▶ _Your task_: Using the entries that follow, count the lines containing the word "организации" and give that number by itself.

▶ _Given data_:
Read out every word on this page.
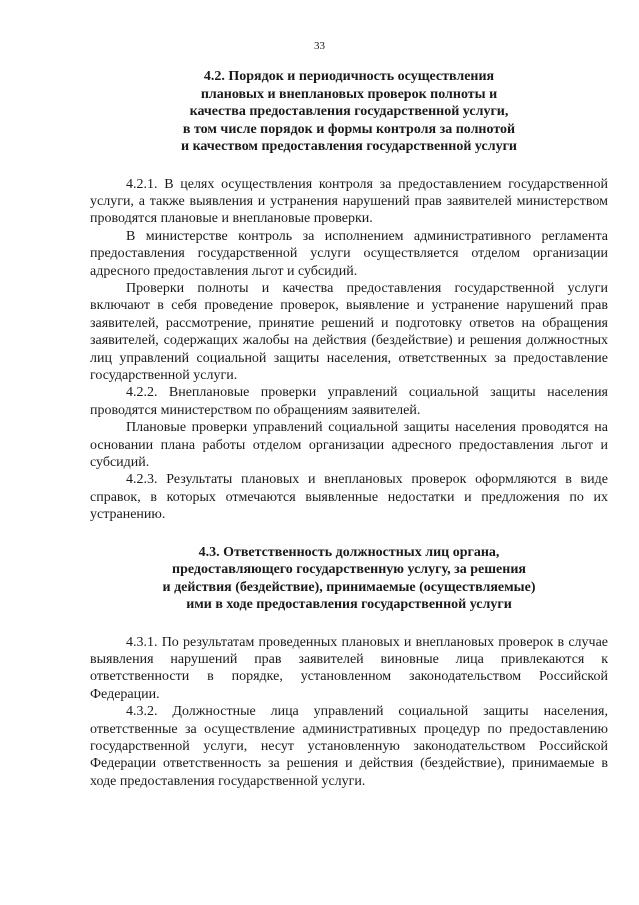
33
4.2. Порядок и периодичность осуществления
плановых и внеплановых проверок полноты и
качества предоставления государственной услуги,
в том числе порядок и формы контроля за полнотой
и качеством предоставления государственной услуги

4.2.1. В целях осуществления контроля за предоставлением государственной услуги, а также выявления и устранения нарушений прав заявителей министерством проводятся плановые и внеплановые проверки.

В министерстве контроль за исполнением административного регламента предоставления государственной услуги осуществляется отделом организации адресного предоставления льгот и субсидий.

Проверки полноты и качества предоставления государственной услуги включают в себя проведение проверок, выявление и устранение нарушений прав заявителей, рассмотрение, принятие решений и подготовку ответов на обращения заявителей, содержащих жалобы на действия (бездействие) и решения должностных лиц управлений социальной защиты населения, ответственных за предоставление государственной услуги.

4.2.2. Внеплановые проверки управлений социальной защиты населения проводятся министерством по обращениям заявителей.

Плановые проверки управлений социальной защиты населения проводятся на основании плана работы отделом организации адресного предоставления льгот и субсидий.

4.2.3. Результаты плановых и внеплановых проверок оформляются в виде справок, в которых отмечаются выявленные недостатки и предложения по их устранению.

4.3. Ответственность должностных лиц органа,
предоставляющего государственную услугу, за решения
и действия (бездействие), принимаемые (осуществляемые)
ими в ходе предоставления государственной услуги

4.3.1. По результатам проведенных плановых и внеплановых проверок в случае выявления нарушений прав заявителей виновные лица привлекаются к ответственности в порядке, установленном законодательством Российской Федерации.

4.3.2. Должностные лица управлений социальной защиты населения, ответственные за осуществление административных процедур по предоставлению государственной услуги, несут установленную законодательством Российской Федерации ответственность за решения и действия (бездействие), принимаемые в ходе предоставления государственной услуги.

▶ _Exercise response_: 2